*THE PROBLEM*
Return a copy of every line in the records that includes the word "before".

*RECORDS FOR THE EXERCISE*
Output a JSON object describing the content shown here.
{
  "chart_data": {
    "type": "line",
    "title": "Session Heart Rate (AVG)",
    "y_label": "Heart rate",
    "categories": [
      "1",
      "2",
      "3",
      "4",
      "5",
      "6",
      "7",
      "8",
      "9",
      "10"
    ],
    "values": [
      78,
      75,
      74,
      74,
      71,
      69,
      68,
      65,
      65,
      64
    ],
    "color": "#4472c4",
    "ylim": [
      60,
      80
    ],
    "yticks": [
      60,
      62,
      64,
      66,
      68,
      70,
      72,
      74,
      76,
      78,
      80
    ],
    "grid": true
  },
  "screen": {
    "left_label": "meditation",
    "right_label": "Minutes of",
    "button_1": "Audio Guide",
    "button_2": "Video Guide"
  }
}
* * *
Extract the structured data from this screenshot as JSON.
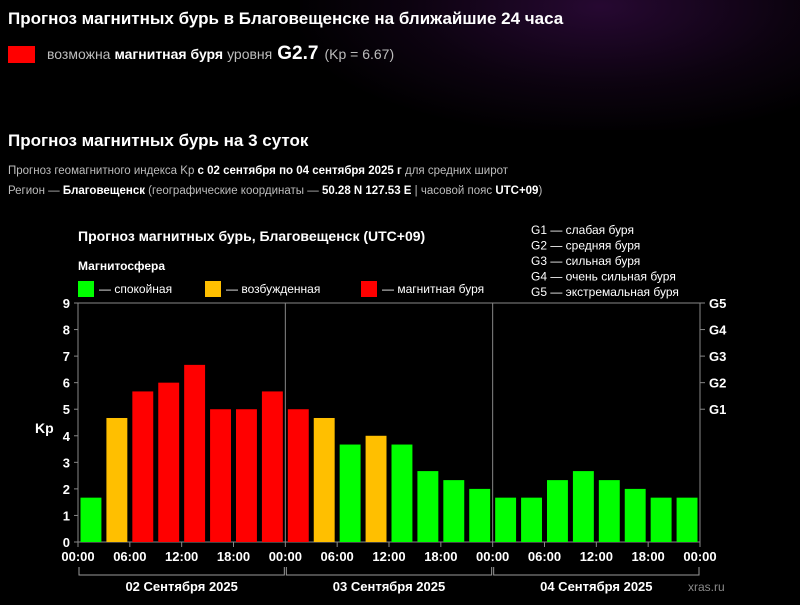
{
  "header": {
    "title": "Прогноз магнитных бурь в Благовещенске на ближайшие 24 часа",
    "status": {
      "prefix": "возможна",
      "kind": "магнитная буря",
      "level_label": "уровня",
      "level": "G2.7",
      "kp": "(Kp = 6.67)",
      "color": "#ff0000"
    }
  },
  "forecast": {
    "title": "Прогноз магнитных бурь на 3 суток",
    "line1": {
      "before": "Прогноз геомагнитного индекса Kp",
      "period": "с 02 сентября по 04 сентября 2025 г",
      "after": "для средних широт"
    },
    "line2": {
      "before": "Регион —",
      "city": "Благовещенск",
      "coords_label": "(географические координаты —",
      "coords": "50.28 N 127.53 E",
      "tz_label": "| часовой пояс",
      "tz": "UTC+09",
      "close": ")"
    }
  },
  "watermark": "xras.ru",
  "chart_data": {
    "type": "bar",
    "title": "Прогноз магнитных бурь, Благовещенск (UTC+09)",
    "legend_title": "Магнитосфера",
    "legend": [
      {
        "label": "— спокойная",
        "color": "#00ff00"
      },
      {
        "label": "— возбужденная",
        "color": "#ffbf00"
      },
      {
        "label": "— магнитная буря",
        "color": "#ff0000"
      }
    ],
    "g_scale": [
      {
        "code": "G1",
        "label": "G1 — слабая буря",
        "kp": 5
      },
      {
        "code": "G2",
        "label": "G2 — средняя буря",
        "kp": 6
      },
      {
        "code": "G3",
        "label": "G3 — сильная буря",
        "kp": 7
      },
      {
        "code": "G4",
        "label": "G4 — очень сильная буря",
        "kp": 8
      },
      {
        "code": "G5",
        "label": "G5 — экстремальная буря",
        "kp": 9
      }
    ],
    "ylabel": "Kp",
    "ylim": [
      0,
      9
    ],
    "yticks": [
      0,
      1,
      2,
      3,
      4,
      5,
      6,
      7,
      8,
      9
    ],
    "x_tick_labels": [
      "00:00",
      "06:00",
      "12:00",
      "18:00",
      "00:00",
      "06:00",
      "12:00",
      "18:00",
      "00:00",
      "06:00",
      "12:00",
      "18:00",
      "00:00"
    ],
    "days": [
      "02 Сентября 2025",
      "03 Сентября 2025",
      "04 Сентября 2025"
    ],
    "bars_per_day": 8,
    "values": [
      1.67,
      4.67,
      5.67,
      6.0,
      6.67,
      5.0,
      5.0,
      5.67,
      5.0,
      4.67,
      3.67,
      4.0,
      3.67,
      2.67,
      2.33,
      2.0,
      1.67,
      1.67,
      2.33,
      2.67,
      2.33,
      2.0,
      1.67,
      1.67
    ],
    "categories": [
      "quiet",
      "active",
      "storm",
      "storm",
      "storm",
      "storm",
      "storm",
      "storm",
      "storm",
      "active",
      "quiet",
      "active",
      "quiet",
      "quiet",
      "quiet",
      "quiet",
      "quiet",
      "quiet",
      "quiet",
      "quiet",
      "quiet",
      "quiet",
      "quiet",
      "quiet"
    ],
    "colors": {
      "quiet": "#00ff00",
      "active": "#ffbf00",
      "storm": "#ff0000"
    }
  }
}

*OUTPUT BELOW*
      "before": "Прогноз геомагнитного индекса Kp",
      "before": "Регион —",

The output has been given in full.